Make an exact copy of all the data.

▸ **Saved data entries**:

-- start --

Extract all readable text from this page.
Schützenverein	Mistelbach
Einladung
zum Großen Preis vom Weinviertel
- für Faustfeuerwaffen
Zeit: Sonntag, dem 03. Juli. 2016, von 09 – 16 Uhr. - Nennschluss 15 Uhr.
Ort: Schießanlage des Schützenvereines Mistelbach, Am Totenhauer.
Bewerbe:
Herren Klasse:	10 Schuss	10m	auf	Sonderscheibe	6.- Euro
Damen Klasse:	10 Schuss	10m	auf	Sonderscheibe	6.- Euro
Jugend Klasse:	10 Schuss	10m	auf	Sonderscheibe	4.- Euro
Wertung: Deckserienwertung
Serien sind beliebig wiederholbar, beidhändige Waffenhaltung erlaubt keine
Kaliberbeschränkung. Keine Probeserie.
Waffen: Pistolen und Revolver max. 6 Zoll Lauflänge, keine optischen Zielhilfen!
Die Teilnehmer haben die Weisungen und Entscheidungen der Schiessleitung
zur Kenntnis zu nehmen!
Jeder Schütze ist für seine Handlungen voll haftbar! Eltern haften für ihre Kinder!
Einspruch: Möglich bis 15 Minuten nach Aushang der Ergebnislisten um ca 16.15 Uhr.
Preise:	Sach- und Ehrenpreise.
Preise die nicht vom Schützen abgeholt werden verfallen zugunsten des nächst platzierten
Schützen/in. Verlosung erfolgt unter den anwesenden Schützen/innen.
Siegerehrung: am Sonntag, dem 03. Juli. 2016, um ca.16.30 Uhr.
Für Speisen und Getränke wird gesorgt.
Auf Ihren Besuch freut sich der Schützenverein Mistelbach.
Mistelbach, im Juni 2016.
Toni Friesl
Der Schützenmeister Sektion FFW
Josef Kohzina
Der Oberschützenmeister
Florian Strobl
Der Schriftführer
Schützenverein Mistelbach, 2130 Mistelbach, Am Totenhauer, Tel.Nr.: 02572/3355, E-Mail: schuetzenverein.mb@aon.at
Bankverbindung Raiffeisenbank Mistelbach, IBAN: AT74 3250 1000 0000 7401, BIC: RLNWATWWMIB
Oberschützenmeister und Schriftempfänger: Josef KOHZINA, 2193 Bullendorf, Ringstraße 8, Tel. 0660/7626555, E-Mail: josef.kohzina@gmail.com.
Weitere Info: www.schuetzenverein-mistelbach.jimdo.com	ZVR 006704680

-- end --

▸ **IN RESPONSE**:
Extract all readable text from this page.
Schützenverein	Mistelbach
Einladung
zum Großen Preis vom Weinviertel
- für Faustfeuerwaffen
Zeit: Sonntag, dem 03. Juli. 2016, von 09 – 16 Uhr. - Nennschluss 15 Uhr.
Ort: Schießanlage des Schützenvereines Mistelbach, Am Totenhauer.
Bewerbe:
Herren Klasse:	10 Schuss	10m	auf	Sonderscheibe	6.- Euro
Damen Klasse:	10 Schuss	10m	auf	Sonderscheibe	6.- Euro
Jugend Klasse:	10 Schuss	10m	auf	Sonderscheibe	4.- Euro
Wertung: Deckserienwertung
Serien sind beliebig wiederholbar, beidhändige Waffenhaltung erlaubt keine
Kaliberbeschränkung. Keine Probeserie.
Waffen: Pistolen und Revolver max. 6 Zoll Lauflänge, keine optischen Zielhilfen!
Die Teilnehmer haben die Weisungen und Entscheidungen der Schiessleitung
zur Kenntnis zu nehmen!
Jeder Schütze ist für seine Handlungen voll haftbar! Eltern haften für ihre Kinder!
Einspruch: Möglich bis 15 Minuten nach Aushang der Ergebnislisten um ca 16.15 Uhr.
Preise:	Sach- und Ehrenpreise.
Preise die nicht vom Schützen abgeholt werden verfallen zugunsten des nächst platzierten
Schützen/in. Verlosung erfolgt unter den anwesenden Schützen/innen.
Siegerehrung: am Sonntag, dem 03. Juli. 2016, um ca.16.30 Uhr.
Für Speisen und Getränke wird gesorgt.
Auf Ihren Besuch freut sich der Schützenverein Mistelbach.
Mistelbach, im Juni 2016.
Toni Friesl
Der Schützenmeister Sektion FFW
Josef Kohzina
Der Oberschützenmeister
Florian Strobl
Der Schriftführer
Schützenverein Mistelbach, 2130 Mistelbach, Am Totenhauer, Tel.Nr.: 02572/3355, E-Mail: schuetzenverein.mb@aon.at
Bankverbindung Raiffeisenbank Mistelbach, IBAN: AT74 3250 1000 0000 7401, BIC: RLNWATWWMIB
Oberschützenmeister und Schriftempfänger: Josef KOHZINA, 2193 Bullendorf, Ringstraße 8, Tel. 0660/7626555, E-Mail: josef.kohzina@gmail.com.
Weitere Info: www.schuetzenverein-mistelbach.jimdo.com	ZVR 006704680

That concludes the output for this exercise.